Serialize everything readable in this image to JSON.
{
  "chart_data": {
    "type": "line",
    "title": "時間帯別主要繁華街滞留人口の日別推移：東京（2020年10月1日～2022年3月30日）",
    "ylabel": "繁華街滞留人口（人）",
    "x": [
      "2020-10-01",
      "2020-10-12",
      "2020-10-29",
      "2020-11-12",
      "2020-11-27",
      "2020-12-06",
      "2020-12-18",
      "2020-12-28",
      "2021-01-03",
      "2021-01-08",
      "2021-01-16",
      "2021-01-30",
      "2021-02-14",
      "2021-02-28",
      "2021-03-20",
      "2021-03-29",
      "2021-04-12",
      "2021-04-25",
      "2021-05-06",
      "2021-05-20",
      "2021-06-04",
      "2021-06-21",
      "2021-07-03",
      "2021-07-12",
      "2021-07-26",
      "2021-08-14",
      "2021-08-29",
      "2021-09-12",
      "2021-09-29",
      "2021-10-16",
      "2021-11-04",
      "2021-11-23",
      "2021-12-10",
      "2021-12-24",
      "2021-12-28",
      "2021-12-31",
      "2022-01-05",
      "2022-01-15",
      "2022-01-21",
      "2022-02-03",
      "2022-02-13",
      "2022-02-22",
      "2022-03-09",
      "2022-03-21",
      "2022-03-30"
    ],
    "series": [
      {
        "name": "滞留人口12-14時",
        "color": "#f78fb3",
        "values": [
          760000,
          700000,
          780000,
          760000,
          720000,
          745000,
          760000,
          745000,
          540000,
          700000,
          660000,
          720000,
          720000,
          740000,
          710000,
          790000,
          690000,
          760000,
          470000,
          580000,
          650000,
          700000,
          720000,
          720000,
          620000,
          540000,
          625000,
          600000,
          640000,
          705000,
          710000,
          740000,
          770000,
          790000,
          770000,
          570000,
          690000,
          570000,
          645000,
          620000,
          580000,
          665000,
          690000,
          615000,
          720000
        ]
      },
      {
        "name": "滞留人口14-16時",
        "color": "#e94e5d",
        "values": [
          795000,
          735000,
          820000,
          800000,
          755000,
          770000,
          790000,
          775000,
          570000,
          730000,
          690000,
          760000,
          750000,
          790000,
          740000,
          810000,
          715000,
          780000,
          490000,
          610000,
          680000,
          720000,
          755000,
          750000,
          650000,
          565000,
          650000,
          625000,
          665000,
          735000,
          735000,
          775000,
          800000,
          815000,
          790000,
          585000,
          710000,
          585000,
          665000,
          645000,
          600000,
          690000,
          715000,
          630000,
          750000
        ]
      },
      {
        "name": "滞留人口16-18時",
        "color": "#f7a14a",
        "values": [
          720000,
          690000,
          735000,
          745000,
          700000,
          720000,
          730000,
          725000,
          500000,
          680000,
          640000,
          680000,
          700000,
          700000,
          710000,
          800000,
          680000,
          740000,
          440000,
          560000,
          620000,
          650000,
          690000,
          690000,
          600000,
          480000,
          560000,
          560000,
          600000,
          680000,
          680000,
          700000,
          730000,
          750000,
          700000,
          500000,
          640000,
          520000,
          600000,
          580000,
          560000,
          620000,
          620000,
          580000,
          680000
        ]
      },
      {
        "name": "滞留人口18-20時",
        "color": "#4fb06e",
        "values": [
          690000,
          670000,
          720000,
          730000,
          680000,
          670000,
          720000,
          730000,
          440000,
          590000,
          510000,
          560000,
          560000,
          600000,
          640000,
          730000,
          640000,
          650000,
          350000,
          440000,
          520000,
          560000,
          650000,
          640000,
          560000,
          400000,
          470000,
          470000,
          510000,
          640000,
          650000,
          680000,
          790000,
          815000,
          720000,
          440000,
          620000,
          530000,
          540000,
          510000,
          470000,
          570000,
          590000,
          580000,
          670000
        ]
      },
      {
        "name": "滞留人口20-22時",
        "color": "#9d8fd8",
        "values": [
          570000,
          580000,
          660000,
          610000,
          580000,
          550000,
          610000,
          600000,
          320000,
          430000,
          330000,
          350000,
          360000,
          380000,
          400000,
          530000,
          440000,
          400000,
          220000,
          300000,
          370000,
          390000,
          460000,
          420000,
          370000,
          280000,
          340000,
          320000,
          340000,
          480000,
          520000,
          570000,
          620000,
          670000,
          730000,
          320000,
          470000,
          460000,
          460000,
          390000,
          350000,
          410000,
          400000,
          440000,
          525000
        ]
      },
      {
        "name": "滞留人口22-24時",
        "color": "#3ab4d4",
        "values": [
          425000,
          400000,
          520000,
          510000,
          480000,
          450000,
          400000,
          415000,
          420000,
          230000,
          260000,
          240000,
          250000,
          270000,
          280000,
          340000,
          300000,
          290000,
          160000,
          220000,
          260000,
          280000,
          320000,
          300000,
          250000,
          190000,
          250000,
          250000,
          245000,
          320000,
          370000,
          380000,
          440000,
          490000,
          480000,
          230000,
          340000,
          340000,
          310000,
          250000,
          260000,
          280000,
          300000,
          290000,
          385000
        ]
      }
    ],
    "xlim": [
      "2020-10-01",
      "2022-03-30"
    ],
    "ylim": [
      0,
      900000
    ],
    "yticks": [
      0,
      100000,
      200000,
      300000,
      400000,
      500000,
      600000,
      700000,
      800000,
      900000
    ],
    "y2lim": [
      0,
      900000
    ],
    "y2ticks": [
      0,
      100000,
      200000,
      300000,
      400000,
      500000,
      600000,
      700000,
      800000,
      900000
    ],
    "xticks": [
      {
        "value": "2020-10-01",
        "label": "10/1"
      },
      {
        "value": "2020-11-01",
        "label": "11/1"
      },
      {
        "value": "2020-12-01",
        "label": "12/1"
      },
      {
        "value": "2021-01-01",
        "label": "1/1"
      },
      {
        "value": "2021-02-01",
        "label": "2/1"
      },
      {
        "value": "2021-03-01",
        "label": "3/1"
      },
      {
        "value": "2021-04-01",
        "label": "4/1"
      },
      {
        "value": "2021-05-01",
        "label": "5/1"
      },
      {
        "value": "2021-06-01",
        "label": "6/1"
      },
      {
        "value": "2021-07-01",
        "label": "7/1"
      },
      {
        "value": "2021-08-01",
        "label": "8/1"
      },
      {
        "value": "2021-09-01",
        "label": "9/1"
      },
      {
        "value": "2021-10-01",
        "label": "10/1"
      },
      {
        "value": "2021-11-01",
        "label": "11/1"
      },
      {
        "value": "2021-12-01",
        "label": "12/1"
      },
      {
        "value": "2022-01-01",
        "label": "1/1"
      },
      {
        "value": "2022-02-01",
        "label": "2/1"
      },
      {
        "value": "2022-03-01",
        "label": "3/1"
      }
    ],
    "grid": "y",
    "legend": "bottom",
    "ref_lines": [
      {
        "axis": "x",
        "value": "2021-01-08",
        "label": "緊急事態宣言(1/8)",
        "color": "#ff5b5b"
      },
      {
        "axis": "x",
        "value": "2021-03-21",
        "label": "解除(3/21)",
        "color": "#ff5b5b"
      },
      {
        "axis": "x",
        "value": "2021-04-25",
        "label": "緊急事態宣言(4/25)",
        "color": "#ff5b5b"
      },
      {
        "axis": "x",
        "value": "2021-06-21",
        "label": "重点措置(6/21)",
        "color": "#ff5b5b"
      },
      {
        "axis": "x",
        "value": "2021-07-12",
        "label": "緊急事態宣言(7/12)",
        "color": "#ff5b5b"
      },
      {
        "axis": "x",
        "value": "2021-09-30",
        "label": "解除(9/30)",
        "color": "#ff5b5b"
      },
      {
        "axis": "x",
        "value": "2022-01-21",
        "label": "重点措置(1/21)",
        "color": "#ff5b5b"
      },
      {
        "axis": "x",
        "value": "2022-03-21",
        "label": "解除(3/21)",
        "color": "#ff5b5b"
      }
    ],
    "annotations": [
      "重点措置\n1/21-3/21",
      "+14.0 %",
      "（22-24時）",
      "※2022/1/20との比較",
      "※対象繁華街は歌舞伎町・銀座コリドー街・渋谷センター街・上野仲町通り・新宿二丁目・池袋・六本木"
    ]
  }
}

──────

Isolate the lines that hold the word "重点措置" and copy all of them.

        "label": "重点措置(6/21)",
        "label": "重点措置(1/21)",
      "重点措置\n1/21-3/21",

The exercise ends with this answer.